An internal security audit of AWS resources within a company found that a number of Amazon EC2 instances running Microsoft Windows workloads were missing several important operating system-level patches. A Solutions Architect has been asked to fix existing patch deficiencies, and to develop a workflow to ensure that future patching requirements are identified and taken care of quickly. The Solutions Architect has decided to use AWS Systems Manager. It is important that EC2 instance reboots do not occur at the same time on all Windows workloads to meet organizational uptime requirements.
Which workflow will meet these requirements in an automated manner?

A. Add a Patch Group tag with a value of Windows Servers to all existing EC2 instances. Ensure that all Windows EC2 instances are assigned this tag. Associate the AWS-DefaultPatchBaseline to the Windows Servers patch group. Define an AWS Systems Manager maintenance window, conduct patching within it, and associate it with the Windows Servers patch group. Register instances with the maintenance window using associated subnet IDs. Assign the AWS-RunPatchBaseline document as a task within each maintenance window.

● AVAILABLE DATA:
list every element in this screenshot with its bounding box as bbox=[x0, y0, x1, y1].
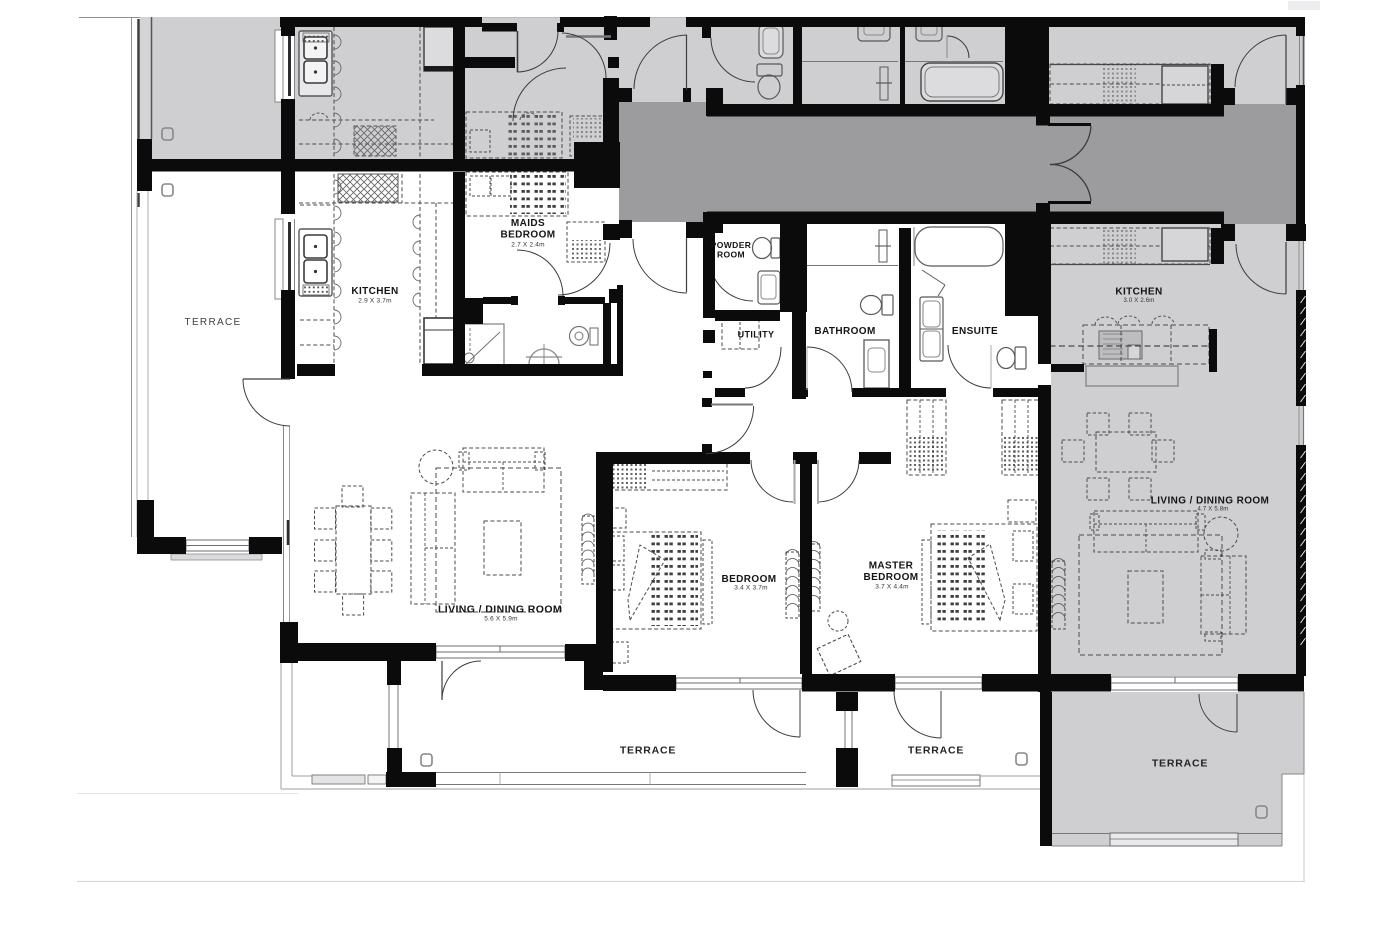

● GIVEN INSTRUCTION: Quote the Windows patching passage word for word, everything from "An internal security" down to "organizational uptime requirements.".

● REPLY TO THE EXERCISE:
An internal security audit of AWS resources within a company found that a number of Amazon EC2 instances running Microsoft Windows workloads were missing several important operating system-level patches. A Solutions Architect has been asked to fix existing patch deficiencies, and to develop a workflow to ensure that future patching requirements are identified and taken care of quickly. The Solutions Architect has decided to use AWS Systems Manager. It is important that EC2 instance reboots do not occur at the same time on all Windows workloads to meet organizational uptime requirements.